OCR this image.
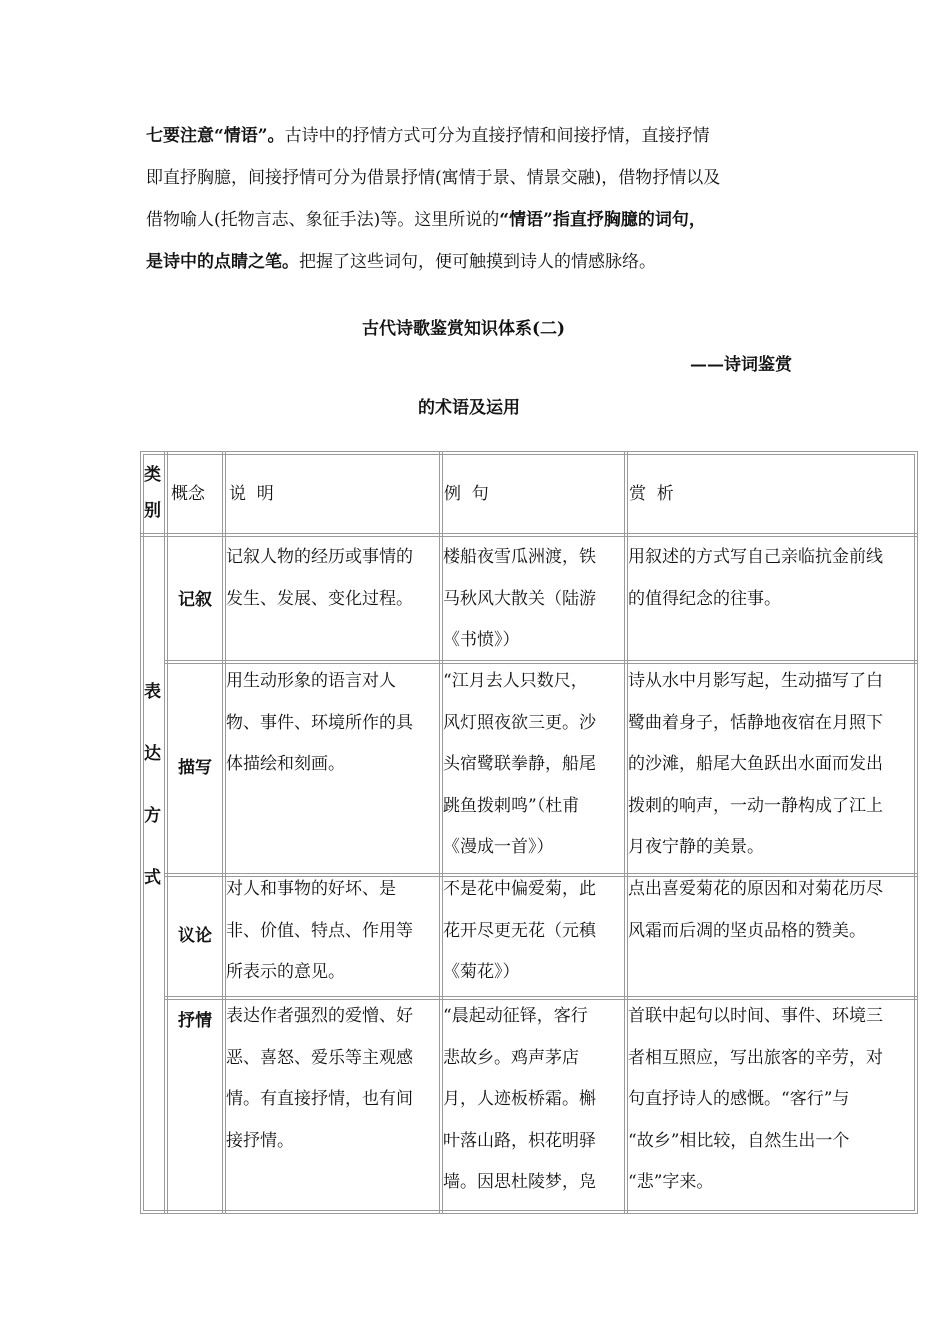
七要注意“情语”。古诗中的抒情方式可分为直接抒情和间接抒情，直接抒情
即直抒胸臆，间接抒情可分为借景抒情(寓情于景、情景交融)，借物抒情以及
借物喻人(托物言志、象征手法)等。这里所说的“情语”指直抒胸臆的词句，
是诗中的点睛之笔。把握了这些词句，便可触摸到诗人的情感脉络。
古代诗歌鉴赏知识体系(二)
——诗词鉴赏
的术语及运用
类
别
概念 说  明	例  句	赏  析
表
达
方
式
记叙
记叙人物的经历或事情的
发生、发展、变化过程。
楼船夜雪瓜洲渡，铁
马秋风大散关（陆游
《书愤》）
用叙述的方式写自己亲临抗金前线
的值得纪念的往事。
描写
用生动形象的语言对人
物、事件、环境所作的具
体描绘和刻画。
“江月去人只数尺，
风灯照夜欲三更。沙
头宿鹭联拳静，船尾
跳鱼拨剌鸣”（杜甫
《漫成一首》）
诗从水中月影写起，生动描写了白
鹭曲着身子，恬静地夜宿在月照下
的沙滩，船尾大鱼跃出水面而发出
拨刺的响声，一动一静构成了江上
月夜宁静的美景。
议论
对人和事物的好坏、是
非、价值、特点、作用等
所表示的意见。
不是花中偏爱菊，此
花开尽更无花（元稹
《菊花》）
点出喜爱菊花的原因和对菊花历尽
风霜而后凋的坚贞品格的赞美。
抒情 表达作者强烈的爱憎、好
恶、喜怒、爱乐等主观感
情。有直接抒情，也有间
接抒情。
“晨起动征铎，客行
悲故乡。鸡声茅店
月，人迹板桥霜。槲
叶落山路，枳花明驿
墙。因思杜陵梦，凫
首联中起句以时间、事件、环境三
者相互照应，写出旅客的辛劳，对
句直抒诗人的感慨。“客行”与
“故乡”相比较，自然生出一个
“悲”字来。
****************
Aim: Leave out the pictures and repeat everything else in the records exactly.

Solved problem:
OCR this image.
七要注意“情语”。古诗中的抒情方式可分为直接抒情和间接抒情，直接抒情
即直抒胸臆，间接抒情可分为借景抒情(寓情于景、情景交融)，借物抒情以及
借物喻人(托物言志、象征手法)等。这里所说的“情语”指直抒胸臆的词句，
是诗中的点睛之笔。把握了这些词句，便可触摸到诗人的情感脉络。
古代诗歌鉴赏知识体系(二)
——诗词鉴赏
的术语及运用
类
别
概念 说  明	例  句	赏  析
表
达
方
式
记叙
记叙人物的经历或事情的
发生、发展、变化过程。
楼船夜雪瓜洲渡，铁
马秋风大散关（陆游
《书愤》）
用叙述的方式写自己亲临抗金前线
的值得纪念的往事。
描写
用生动形象的语言对人
物、事件、环境所作的具
体描绘和刻画。
“江月去人只数尺，
风灯照夜欲三更。沙
头宿鹭联拳静，船尾
跳鱼拨剌鸣”（杜甫
《漫成一首》）
诗从水中月影写起，生动描写了白
鹭曲着身子，恬静地夜宿在月照下
的沙滩，船尾大鱼跃出水面而发出
拨刺的响声，一动一静构成了江上
月夜宁静的美景。
议论
对人和事物的好坏、是
非、价值、特点、作用等
所表示的意见。
不是花中偏爱菊，此
花开尽更无花（元稹
《菊花》）
点出喜爱菊花的原因和对菊花历尽
风霜而后凋的坚贞品格的赞美。
抒情 表达作者强烈的爱憎、好
恶、喜怒、爱乐等主观感
情。有直接抒情，也有间
接抒情。
“晨起动征铎，客行
悲故乡。鸡声茅店
月，人迹板桥霜。槲
叶落山路，枳花明驿
墙。因思杜陵梦，凫
首联中起句以时间、事件、环境三
者相互照应，写出旅客的辛劳，对
句直抒诗人的感慨。“客行”与
“故乡”相比较，自然生出一个
“悲”字来。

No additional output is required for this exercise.